_Task goal_. Tell me how many lines hold "лошади", please, using only the number.

_Dataset excerpts_.

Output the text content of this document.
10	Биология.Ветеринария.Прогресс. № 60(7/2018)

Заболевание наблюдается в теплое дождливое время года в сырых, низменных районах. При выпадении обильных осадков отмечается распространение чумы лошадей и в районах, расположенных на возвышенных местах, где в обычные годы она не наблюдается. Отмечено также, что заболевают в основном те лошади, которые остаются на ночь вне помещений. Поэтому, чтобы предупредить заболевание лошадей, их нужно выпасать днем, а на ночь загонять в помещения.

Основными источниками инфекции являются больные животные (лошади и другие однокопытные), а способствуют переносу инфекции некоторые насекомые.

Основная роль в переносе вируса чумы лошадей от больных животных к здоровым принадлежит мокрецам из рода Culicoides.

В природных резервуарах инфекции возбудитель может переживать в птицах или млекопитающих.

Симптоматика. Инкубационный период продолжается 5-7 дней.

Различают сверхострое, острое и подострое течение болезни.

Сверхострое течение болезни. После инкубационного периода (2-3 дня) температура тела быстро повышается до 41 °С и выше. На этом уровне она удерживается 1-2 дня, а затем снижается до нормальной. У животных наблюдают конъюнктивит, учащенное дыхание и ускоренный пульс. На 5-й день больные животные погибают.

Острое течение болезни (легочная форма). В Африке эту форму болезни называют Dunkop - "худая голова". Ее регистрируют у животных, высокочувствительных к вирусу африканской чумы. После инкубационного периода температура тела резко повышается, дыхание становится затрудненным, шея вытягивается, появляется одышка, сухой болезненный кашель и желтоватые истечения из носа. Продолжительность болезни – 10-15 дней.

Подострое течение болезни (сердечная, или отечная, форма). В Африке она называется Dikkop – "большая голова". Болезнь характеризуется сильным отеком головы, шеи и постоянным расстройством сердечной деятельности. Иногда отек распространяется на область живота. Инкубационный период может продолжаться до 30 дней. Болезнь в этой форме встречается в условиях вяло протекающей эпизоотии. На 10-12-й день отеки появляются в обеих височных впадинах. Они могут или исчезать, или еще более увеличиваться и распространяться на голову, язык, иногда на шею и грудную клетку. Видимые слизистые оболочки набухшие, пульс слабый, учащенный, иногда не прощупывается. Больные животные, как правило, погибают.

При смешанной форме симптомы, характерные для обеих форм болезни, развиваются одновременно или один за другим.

_Answer for this exercise_. 2